═══ DATA SECTION ═══

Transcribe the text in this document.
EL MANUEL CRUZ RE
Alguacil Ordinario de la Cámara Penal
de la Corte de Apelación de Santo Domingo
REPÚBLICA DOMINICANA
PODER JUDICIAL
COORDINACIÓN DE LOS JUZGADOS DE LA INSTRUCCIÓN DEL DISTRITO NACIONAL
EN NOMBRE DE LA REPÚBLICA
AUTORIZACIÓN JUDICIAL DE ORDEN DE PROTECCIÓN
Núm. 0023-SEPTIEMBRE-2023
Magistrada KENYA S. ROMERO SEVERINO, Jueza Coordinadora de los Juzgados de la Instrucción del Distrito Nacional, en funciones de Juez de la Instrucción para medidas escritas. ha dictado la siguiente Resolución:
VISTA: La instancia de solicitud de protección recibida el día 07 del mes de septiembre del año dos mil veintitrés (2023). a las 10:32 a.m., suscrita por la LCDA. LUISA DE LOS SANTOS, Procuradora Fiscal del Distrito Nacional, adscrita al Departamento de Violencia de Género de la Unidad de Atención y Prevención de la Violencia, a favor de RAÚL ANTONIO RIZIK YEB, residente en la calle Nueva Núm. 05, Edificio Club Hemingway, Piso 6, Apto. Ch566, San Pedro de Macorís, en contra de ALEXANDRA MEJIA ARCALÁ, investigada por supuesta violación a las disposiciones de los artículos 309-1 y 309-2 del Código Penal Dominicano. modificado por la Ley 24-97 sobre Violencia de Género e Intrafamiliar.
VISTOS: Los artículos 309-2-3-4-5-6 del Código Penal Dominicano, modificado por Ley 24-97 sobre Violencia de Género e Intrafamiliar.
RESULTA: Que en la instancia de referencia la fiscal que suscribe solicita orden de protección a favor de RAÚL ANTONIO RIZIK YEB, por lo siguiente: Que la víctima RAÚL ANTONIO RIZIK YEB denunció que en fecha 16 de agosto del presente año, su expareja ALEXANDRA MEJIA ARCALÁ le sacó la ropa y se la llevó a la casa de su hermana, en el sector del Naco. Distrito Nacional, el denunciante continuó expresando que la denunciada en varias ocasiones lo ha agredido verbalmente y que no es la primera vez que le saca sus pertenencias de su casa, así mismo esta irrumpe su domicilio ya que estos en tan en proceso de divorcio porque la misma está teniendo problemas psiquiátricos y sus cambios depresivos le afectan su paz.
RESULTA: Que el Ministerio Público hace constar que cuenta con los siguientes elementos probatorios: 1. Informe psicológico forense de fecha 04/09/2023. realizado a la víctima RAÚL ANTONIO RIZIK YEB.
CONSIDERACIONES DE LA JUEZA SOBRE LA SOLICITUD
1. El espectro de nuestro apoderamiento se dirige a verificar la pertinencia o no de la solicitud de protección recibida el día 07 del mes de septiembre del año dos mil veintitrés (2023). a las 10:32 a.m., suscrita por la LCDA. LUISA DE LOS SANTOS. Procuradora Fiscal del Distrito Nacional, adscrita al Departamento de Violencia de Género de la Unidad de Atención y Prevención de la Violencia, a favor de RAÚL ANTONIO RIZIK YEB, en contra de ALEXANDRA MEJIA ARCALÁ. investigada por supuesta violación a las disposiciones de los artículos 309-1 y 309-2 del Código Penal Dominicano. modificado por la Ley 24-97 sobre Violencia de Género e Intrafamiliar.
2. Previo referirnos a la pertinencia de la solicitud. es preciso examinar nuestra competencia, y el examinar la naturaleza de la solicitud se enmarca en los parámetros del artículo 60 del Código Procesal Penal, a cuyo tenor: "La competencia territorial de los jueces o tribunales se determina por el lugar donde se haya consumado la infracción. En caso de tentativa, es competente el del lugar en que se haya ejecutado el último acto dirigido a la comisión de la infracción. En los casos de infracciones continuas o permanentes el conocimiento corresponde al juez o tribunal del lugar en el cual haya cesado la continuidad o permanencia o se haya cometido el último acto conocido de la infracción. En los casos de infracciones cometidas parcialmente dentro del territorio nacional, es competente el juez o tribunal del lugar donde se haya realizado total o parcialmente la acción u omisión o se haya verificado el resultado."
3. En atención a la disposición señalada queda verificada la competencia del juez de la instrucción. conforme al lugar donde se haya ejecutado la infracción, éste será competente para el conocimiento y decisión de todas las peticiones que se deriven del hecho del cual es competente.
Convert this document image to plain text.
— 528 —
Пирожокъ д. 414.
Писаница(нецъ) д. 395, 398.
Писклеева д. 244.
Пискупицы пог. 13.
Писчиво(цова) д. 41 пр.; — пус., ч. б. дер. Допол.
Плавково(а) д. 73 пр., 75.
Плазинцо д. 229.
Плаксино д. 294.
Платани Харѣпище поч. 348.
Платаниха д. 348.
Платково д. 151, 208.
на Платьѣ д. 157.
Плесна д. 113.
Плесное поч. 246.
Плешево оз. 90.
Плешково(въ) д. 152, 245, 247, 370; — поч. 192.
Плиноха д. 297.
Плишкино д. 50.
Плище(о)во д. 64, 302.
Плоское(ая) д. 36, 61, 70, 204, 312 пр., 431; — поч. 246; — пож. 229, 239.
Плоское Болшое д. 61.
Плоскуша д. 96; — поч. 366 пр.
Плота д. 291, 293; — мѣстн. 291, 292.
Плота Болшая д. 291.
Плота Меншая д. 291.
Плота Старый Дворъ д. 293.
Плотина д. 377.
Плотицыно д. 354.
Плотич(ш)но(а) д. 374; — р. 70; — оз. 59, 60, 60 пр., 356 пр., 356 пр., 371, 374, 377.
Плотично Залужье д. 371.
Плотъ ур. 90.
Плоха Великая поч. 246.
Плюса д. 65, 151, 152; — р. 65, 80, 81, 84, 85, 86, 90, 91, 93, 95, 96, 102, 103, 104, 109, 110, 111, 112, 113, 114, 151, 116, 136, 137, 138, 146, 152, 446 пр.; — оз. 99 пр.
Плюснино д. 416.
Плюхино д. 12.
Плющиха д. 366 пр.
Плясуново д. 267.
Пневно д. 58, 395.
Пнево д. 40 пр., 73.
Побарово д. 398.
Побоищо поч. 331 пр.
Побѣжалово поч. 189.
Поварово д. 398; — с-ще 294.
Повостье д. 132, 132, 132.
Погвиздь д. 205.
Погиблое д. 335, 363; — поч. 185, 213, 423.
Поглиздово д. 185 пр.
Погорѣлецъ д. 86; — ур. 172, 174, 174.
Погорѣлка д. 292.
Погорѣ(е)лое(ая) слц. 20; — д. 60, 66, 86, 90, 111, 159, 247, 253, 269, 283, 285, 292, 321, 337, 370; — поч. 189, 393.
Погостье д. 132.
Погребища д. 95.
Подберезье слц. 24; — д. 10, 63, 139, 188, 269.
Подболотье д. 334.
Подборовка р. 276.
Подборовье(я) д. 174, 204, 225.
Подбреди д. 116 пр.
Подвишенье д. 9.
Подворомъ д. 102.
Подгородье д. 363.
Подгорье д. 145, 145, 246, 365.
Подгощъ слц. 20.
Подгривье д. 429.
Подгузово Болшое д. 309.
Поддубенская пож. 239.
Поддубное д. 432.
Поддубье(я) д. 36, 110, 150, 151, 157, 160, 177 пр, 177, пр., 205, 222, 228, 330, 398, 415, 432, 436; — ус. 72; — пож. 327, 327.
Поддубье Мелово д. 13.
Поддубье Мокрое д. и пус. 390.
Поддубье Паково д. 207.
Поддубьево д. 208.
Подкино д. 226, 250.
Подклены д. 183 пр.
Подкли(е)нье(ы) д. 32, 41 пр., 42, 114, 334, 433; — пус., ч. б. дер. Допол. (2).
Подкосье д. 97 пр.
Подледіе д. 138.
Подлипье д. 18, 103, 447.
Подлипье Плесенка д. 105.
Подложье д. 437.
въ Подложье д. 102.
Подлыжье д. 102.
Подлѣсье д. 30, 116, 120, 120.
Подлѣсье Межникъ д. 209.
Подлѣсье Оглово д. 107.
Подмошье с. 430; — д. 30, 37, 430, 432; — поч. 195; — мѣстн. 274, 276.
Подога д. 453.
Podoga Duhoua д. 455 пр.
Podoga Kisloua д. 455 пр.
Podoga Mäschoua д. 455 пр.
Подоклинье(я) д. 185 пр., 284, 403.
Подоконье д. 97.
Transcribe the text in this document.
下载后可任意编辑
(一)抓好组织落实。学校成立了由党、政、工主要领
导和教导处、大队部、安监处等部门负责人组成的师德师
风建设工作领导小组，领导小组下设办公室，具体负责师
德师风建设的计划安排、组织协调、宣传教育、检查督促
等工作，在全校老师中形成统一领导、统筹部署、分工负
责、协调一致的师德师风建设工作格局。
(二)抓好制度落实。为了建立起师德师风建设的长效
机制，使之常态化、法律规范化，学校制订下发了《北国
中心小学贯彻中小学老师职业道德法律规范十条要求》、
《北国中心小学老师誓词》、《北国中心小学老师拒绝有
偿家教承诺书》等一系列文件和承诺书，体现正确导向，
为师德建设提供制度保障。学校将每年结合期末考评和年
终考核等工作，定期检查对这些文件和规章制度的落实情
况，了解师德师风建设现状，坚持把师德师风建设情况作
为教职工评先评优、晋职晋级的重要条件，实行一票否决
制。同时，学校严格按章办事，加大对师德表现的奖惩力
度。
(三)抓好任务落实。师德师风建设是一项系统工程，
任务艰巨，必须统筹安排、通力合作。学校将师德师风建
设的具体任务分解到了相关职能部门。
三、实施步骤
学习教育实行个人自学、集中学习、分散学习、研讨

═══

WRITTEN INSTRUCTION: Using the material above, state how many lines include the string "JUDICIAL". Answer with a single number.

ANSWER FOR THIS EXERCISE: 2